Матсья-пурана составлена во времена, равноудаленные как от ведической, так и от современной эпохи, в III—V вв. н. э. В ней царь размышляет о страсти Творца к своей дочери: «Скажи мне, почему не считали, что он совершил страшный грех?»96 Ответ в том, что лишь людям свойственны подобные сомнения, ибо у них есть физические тела, и им, с их грубыми телами, очень трудно понять акт творения — довременной, божественный и невыразимый. Причиной его было сознание, превосходящее человеческое. Великую тайну понять может лишь разум того же порядка. Богам запреты неведомы, существам же с физическим телом не следует и думать о том, чтобы вести себя подобным образом97.
Матсья-пурана снимает с Творца обвинение. Проступок Творца — не его насилие над дочерью. Божественное соитие Отца с дочерью — только символ, метафора онтологической истины. Изначальное существо, ближайшее к целостности Непроявленного, объединяет в себе мужской и женский аспекты. Агни — «бык-корова»98, слияние противоположностей, пламенное двуполое божество, огромное, как космос. «Дакша рожден от Адити, Адити — от Дакши» ". Слова, означающие отношения полов, детородные органы — настолько же ясные в своих коннотациях, насколько таинственные в своих импликациях, смыслах, подтекстах — служат универсальными символами процесса творения. В этом контексте плотское соединение, возбуждение, рождение — метафоры, повествующие о событиях, где превосходятся пределы возможного и допустимого для смертных. Подобные образы поражают, поскольку касаются таких сочетаний и взаимодействий пружин жизни, которые неизвестны смертным и даже не могут быть ими восприняты. Метафоры человеческих тел, символически перенесенные на животных или на невоплощенные сущности, вступают в комбинации, играющие на струнах значений и вызывающие глубочайший резонанс.

Сохранённые записи
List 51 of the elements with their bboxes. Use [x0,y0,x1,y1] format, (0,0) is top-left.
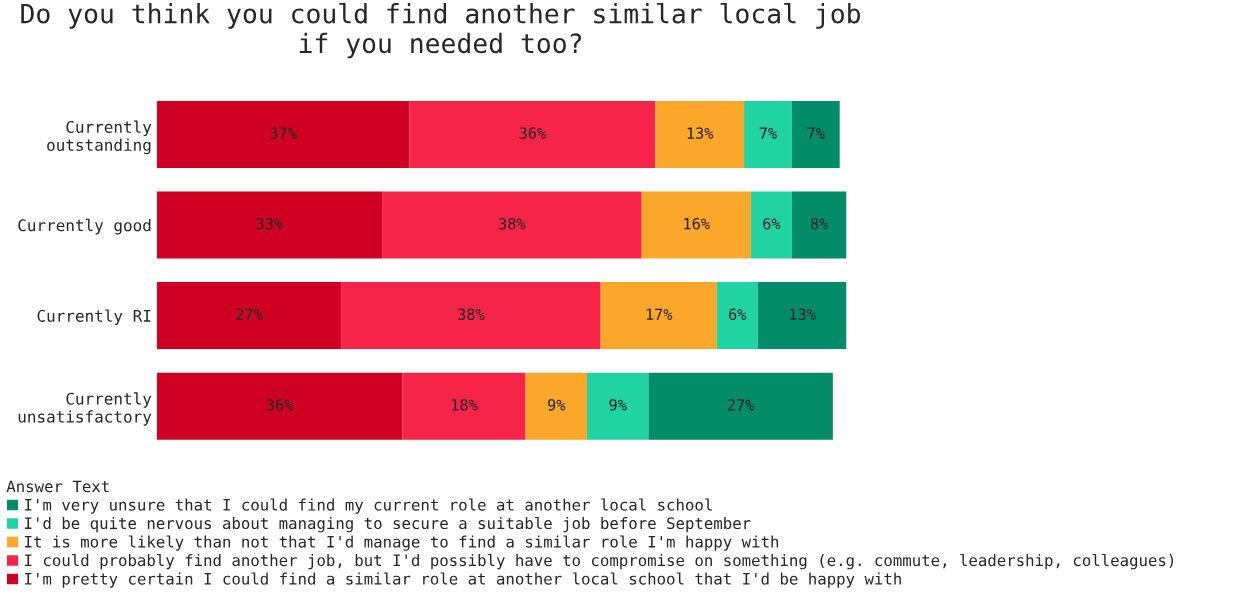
bar [382,191,642,259]
data-label: 38% [458,308,485,321]
bar [409,100,656,168]
data-label: 9% [609,399,627,411]
bar [757,282,847,350]
bar [586,372,649,440]
bar [525,372,587,440]
data-label: 7% [759,127,777,139]
data-label: 33% [256,217,283,230]
legend-label: I could probably find another job, but I'd possibly have to compromise on something (e.g. commute, leadership, colleagues) [25,553,1174,570]
bar [791,100,840,168]
legend-label: I'm very unsure that I could find my current role at another local school [25,498,712,514]
bar [791,191,847,259]
bar [156,191,383,259]
bar [648,372,833,440]
data-label: 27% [236,308,263,320]
data-label: 27% [728,399,755,411]
data-label: 36% [519,127,546,139]
bar [744,100,792,168]
bar [641,191,751,259]
bar [156,282,342,350]
legend-label: It is more likely than not that I'd manage to find a similar role I'm happy with [25,535,779,551]
data-label: 13% [790,308,816,321]
bar [402,372,526,440]
data-label: 6% [729,308,747,321]
legend-label: I'd be quite nervous about managing to secure a suitable job before September [25,516,751,533]
data-label: 9% [548,399,566,411]
y-tick-label: Currently outstanding [47,120,152,155]
chart-title: Do you think you could find another similar local job if you needed too? [21,2,861,59]
bar [341,282,601,350]
data-label: 38% [499,217,526,230]
data-label: 37% [270,127,297,139]
bar [600,282,717,350]
data-label: 8% [810,217,829,230]
legend-label: I'm pretty certain I could find a similar role at another local school that I'd be happy with [25,572,901,588]
legend-title: Answer Text [6,480,109,493]
data-label: 18% [452,399,478,411]
data-label: 17% [646,308,673,320]
data-label: 7% [807,127,825,139]
data-label: 36% [266,399,294,411]
bar [156,372,403,440]
y-tick-label: Currently unsatisfactory [18,392,152,426]
bar [716,282,758,350]
y-tick-label: Currently RI [37,309,151,325]
bar [156,100,410,168]
data-label: 16% [684,217,710,230]
bar [750,191,792,259]
y-tick-label: Currently good [18,218,151,235]
data-label: 13% [687,127,714,139]
bar [655,100,745,168]
data-label: 6% [763,217,781,230]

Задание 1
Перепишите без изменений часть текста о Матсья-пуране, начиная со слов «Матсья-пурана составлена во» и продолжая до слов «себя подобным образом97.» включительно.
Задание 2
Перечислите все явления, которые в тексте о Матсья-пуране прямо названы метафорами событий, превосходящих пределы возможного для смертных.
Задание 3
Допишите следующую часть текста о Матсья-пуране, продолжив его после последнего приведённого предложения.

Итоговый результат 1
Матсья-пурана составлена во времена, равноудаленные как от ведической, так и от современной эпохи, в III—V вв. н. э. В ней царь размышляет о страсти Творца к своей дочери: «Скажи мне, почему не считали, что он совершил страшный грех?»96 Ответ в том, что лишь людям свойственны подобные сомнения, ибо у них есть физические тела, и им, с их грубыми телами, очень трудно понять акт творения — довременной, божественный и невыразимый. Причиной его было сознание, превосходящее человеческое. Великую тайну понять может лишь разум того же порядка. Богам запреты неведомы, существам же с физическим телом не следует и думать о том, чтобы вести себя подобным образом97.

Итоговый результат 2
Плотское соединение, возбуждение, рождение.

Итоговый результат 3
Сверхчеловеческие силы в космосе оплодотворяют и порождают друг друга подобно идеям в человеческом мире. Адити, «безграничная», всеохватывающая женственность, и Дакша, «умелый», мужская энергия, действующая через царство Адити, взаимно порождают друг друга. Огонь горит и в мужском, и в женском начале, объединяя их в образе гигантского космического «быка-коровы», пребывающего на границе человеческого понимания, за которой нет слов и образов100. Дочь, с которой Отец сожительствует, — это ипостась самого Отца. Прежде чем он познал ее, она была едина с ним. У Ардханаришвары, Господа Шивы, правая половина мужская, а левая — женская. Как говорят пура-ны, Шива — это тот, кто разделяет себя на бога и богиню (Siva и Siva). Затем он тысячи лет не прекращает свое пылкое любовное соитие с Богиней101. Эту любовь никто не может счесть инцестом.
Мифы о творении, содержащиеся в Ригведе, существовали задолго до того, как были воспеты ведическими провидцами. Среди тех, кто впоследствии пересказывал их, не все обладали тем же уровнем понимания. Табу на инцест беспокоило и отвращало их, ибо они не смели или не были способны повернуться лицом к Непроявленному, метафизической полноте. Они вынуждены были остановиться перед одним из «семи барьеров»102 в конце пути человеческого понимания.
Согласно Айтарея-брахмане, богов явно ужаснули близкие отношения Праджапати с собственной дочерью103. Их шок можно понять в метафизическом и, путем переноса, в астрономическом плане. Праджапати, пронзенный, взметнулся в небо и стал созвездием Мрига (Mrga — антилопа, Орион). Стрелок, поразивший его, обратился в звезду
Мригавьядха (Mrgavyadha — Охотник на антилоп; Сириус); Дочь Праджапати стала звездой Рохини (Альдебаран). Стрела превратилась в созвездие Триканда (Пояс Ориона)104. История «записана в звездах». Когда садилось солнце, в небе наблюдалось приближение Праджапати к дочери.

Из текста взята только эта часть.